**Written instruction:** Reproduce the records below in full and exactly, without their images.

----- Entries

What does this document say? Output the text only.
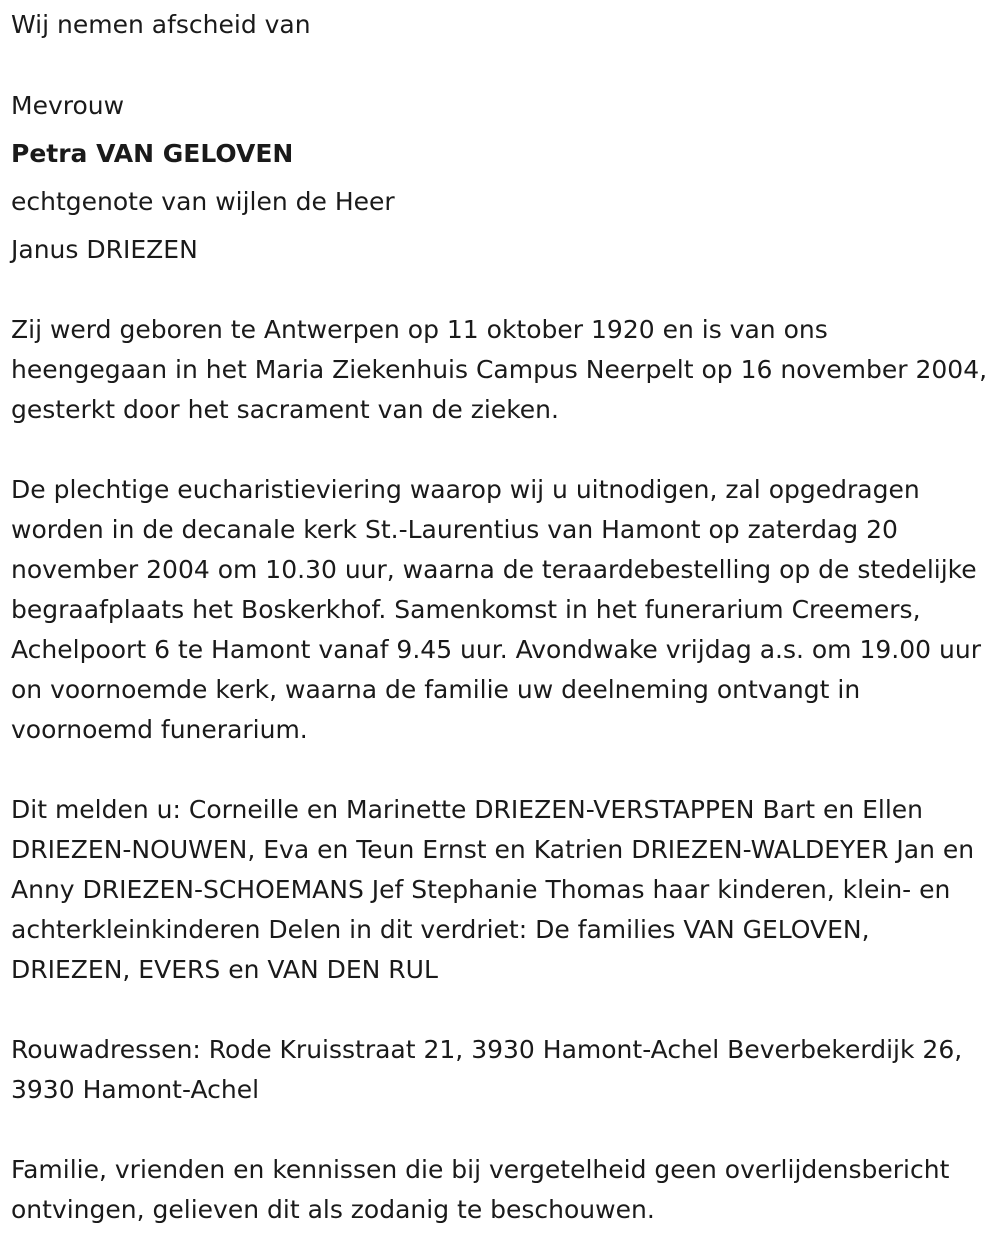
Wij nemen afscheid van
Mevrouw
Petra VAN GELOVEN
echtgenote van wijlen de Heer
Janus DRIEZEN

Zij werd geboren te Antwerpen op 11 oktober 1920 en is van ons heengegaan in het Maria Ziekenhuis Campus Neerpelt op 16 november 2004, gesterkt door het sacrament van de zieken.

De plechtige eucharistieviering waarop wij u uitnodigen, zal opgedragen worden in de decanale kerk St.-Laurentius van Hamont op zaterdag 20 november 2004 om 10.30 uur, waarna de teraardebestelling op de stedelijke begraafplaats het Boskerkhof. Samenkomst in het funerarium Creemers, Achelpoort 6 te Hamont vanaf 9.45 uur. Avondwake vrijdag a.s. om 19.00 uur on voornoemde kerk, waarna de familie uw deelneming ontvangt in voornoemd funerarium.

Dit melden u: Corneille en Marinette DRIEZEN-VERSTAPPEN Bart en Ellen DRIEZEN-NOUWEN, Eva en Teun Ernst en Katrien DRIEZEN-WALDEYER Jan en Anny DRIEZEN-SCHOEMANS Jef Stephanie Thomas haar kinderen, klein- en achterkleinkinderen Delen in dit verdriet: De families VAN GELOVEN, DRIEZEN, EVERS en VAN DEN RUL

Rouwadressen: Rode Kruisstraat 21, 3930 Hamont-Achel Beverbekerdijk 26, 3930 Hamont-Achel

Familie, vrienden en kennissen die bij vergetelheid geen overlijdensbericht ontvingen, gelieven dit als zodanig te beschouwen.
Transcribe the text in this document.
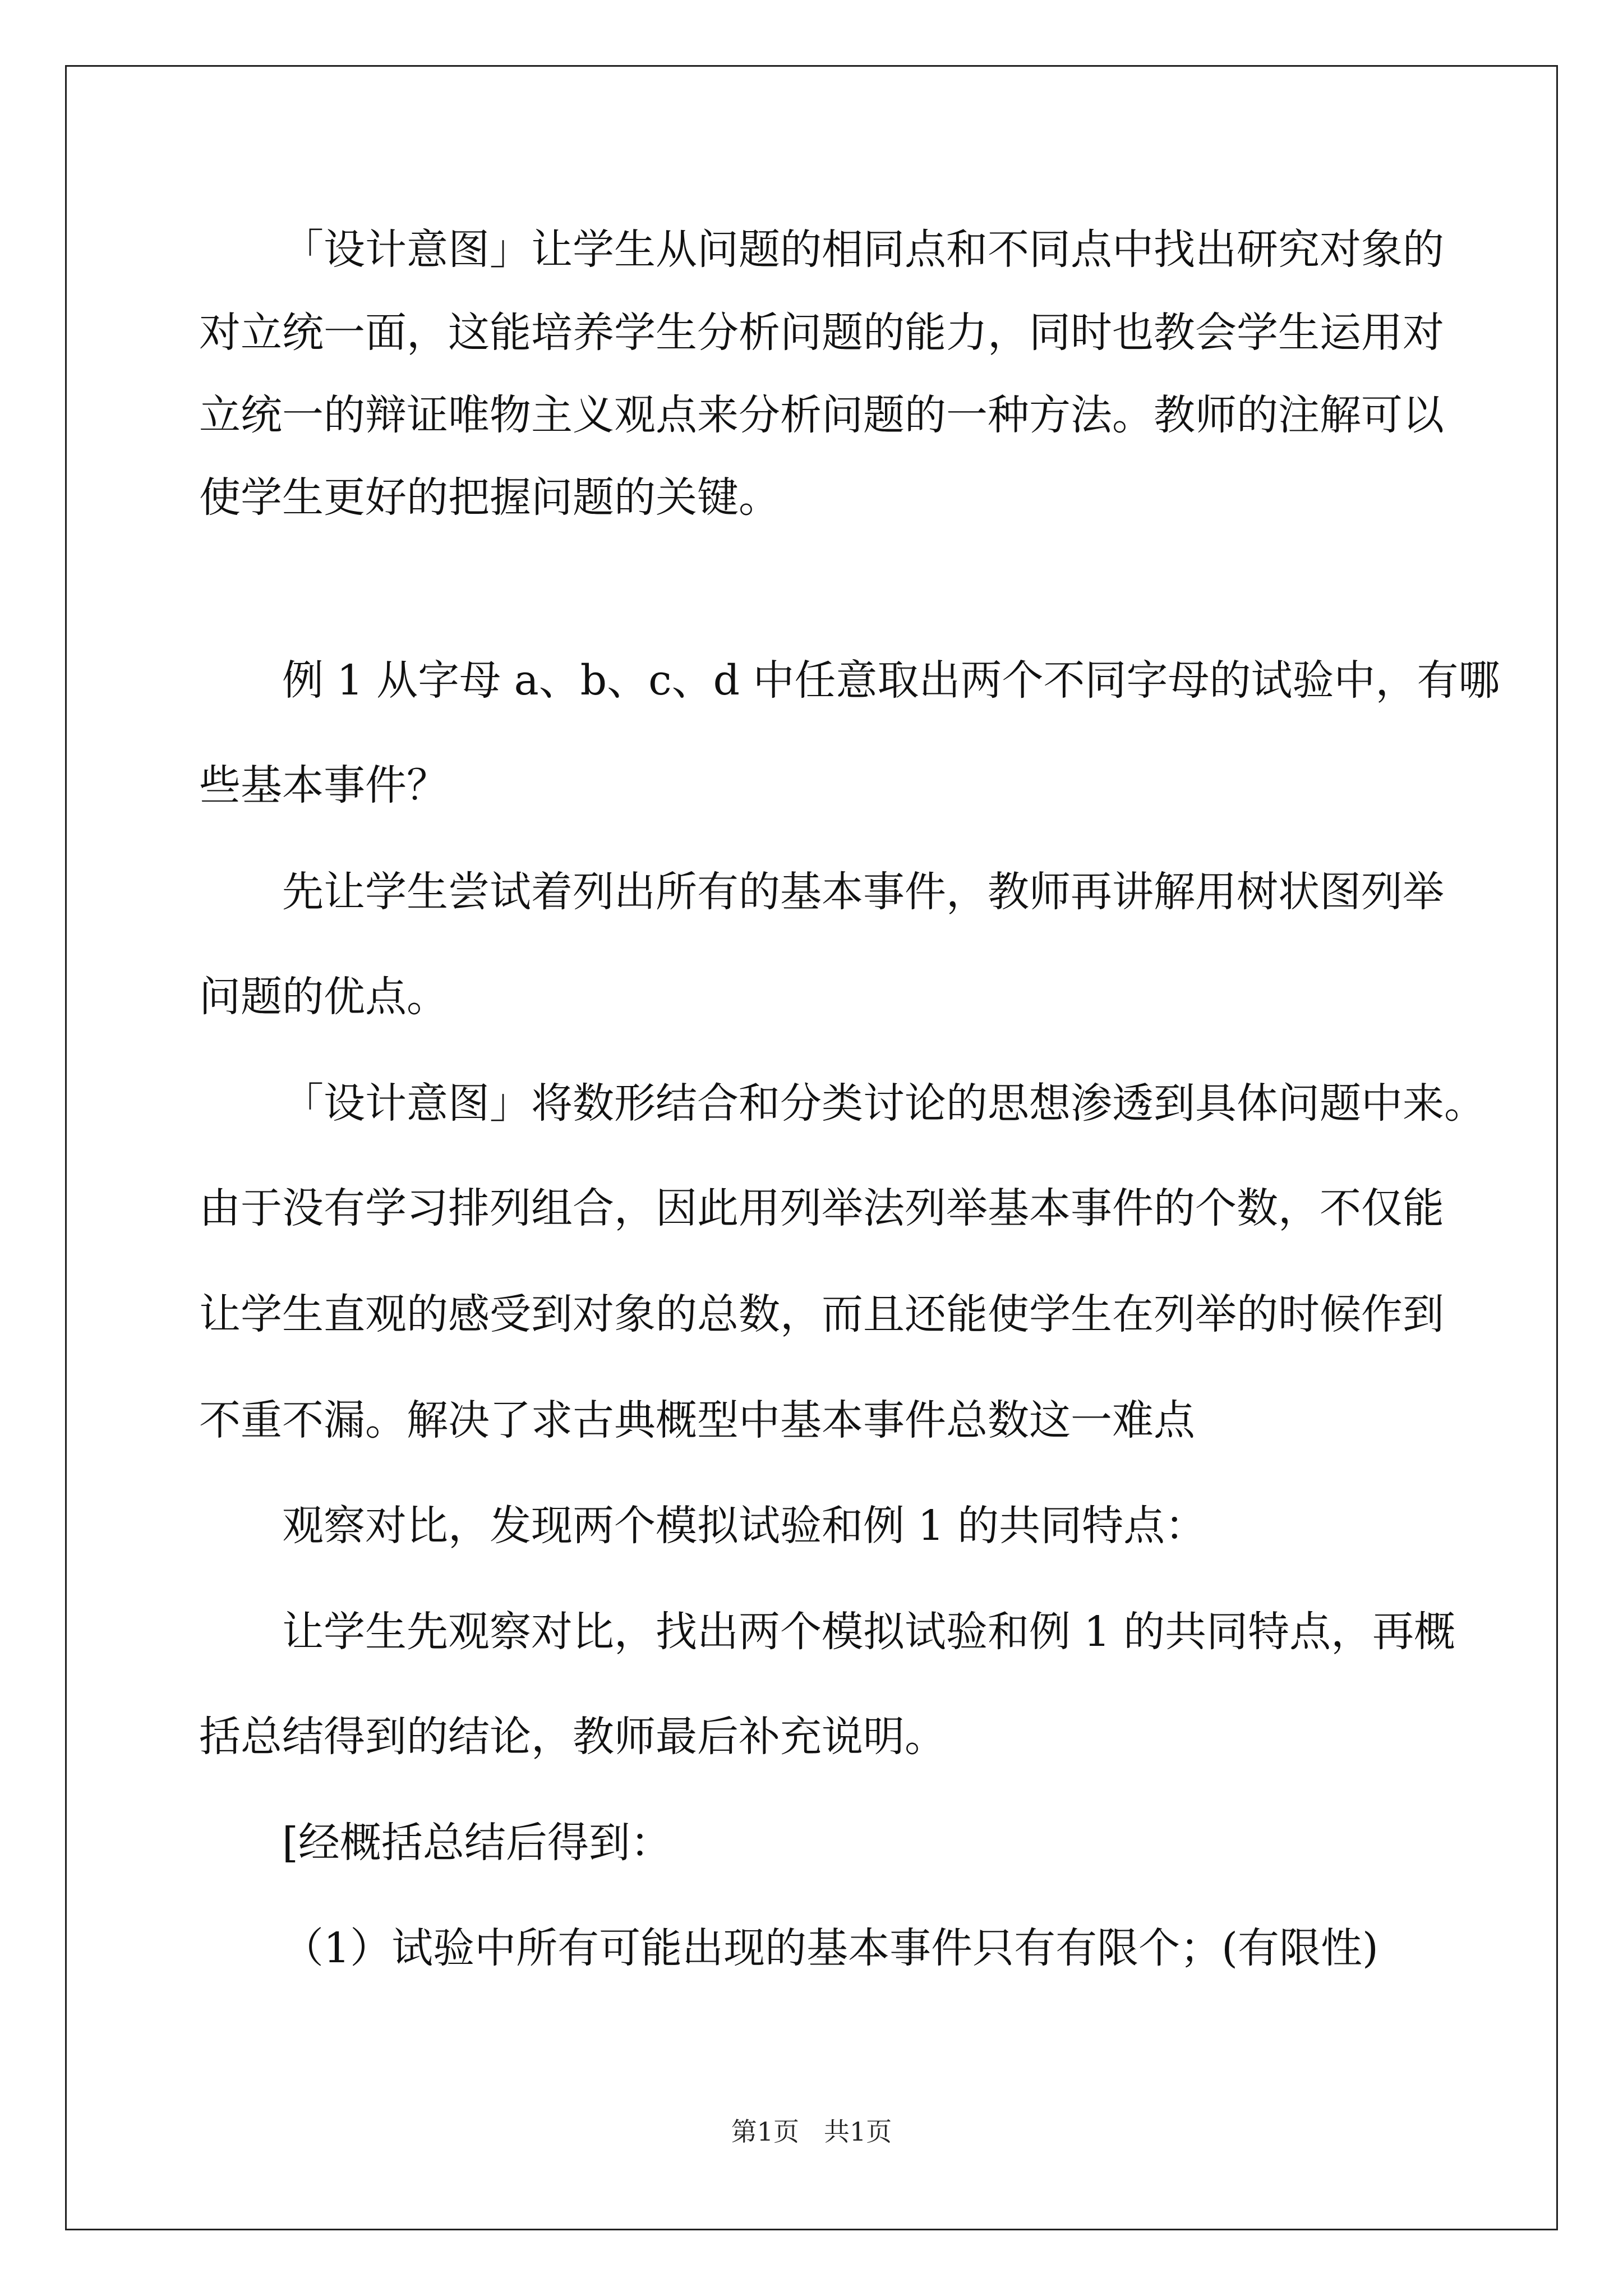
「设计意图」让学生从问题的相同点和不同点中找出研究对象的
对立统一面，这能培养学生分析问题的能力，同时也教会学生运用对
立统一的辩证唯物主义观点来分析问题的一种方法。教师的注解可以
使学生更好的把握问题的关键。
例 1 从字母 a、b、c、d 中任意取出两个不同字母的试验中，有哪
些基本事件？
先让学生尝试着列出所有的基本事件，教师再讲解用树状图列举
问题的优点。
「设计意图」将数形结合和分类讨论的思想渗透到具体问题中来。
由于没有学习排列组合，因此用列举法列举基本事件的个数，不仅能
让学生直观的感受到对象的总数，而且还能使学生在列举的时候作到
不重不漏。解决了求古典概型中基本事件总数这一难点
观察对比，发现两个模拟试验和例 1 的共同特点：
让学生先观察对比，找出两个模拟试验和例 1 的共同特点，再概
括总结得到的结论，教师最后补充说明。
[经概括总结后得到：
（1）试验中所有可能出现的基本事件只有有限个；(有限性)
第1页 共1页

----------

**Solved exercise:**
What does this document say? Output the text only.
Wij nemen afscheid van
Mevrouw
Petra VAN GELOVEN
echtgenote van wijlen de Heer
Janus DRIEZEN

Zij werd geboren te Antwerpen op 11 oktober 1920 en is van ons heengegaan in het Maria Ziekenhuis Campus Neerpelt op 16 november 2004, gesterkt door het sacrament van de zieken.

De plechtige eucharistieviering waarop wij u uitnodigen, zal opgedragen worden in de decanale kerk St.-Laurentius van Hamont op zaterdag 20 november 2004 om 10.30 uur, waarna de teraardebestelling op de stedelijke begraafplaats het Boskerkhof. Samenkomst in het funerarium Creemers, Achelpoort 6 te Hamont vanaf 9.45 uur. Avondwake vrijdag a.s. om 19.00 uur on voornoemde kerk, waarna de familie uw deelneming ontvangt in voornoemd funerarium.

Dit melden u: Corneille en Marinette DRIEZEN-VERSTAPPEN Bart en Ellen DRIEZEN-NOUWEN, Eva en Teun Ernst en Katrien DRIEZEN-WALDEYER Jan en Anny DRIEZEN-SCHOEMANS Jef Stephanie Thomas haar kinderen, klein- en achterkleinkinderen Delen in dit verdriet: De families VAN GELOVEN, DRIEZEN, EVERS en VAN DEN RUL

Rouwadressen: Rode Kruisstraat 21, 3930 Hamont-Achel Beverbekerdijk 26, 3930 Hamont-Achel

Familie, vrienden en kennissen die bij vergetelheid geen overlijdensbericht ontvingen, gelieven dit als zodanig te beschouwen.
Transcribe the text in this document.
「设计意图」让学生从问题的相同点和不同点中找出研究对象的
对立统一面，这能培养学生分析问题的能力，同时也教会学生运用对
立统一的辩证唯物主义观点来分析问题的一种方法。教师的注解可以
使学生更好的把握问题的关键。
例 1 从字母 a、b、c、d 中任意取出两个不同字母的试验中，有哪
些基本事件？
先让学生尝试着列出所有的基本事件，教师再讲解用树状图列举
问题的优点。
「设计意图」将数形结合和分类讨论的思想渗透到具体问题中来。
由于没有学习排列组合，因此用列举法列举基本事件的个数，不仅能
让学生直观的感受到对象的总数，而且还能使学生在列举的时候作到
不重不漏。解决了求古典概型中基本事件总数这一难点
观察对比，发现两个模拟试验和例 1 的共同特点：
让学生先观察对比，找出两个模拟试验和例 1 的共同特点，再概
括总结得到的结论，教师最后补充说明。
[经概括总结后得到：
（1）试验中所有可能出现的基本事件只有有限个；(有限性)
第1页 共1页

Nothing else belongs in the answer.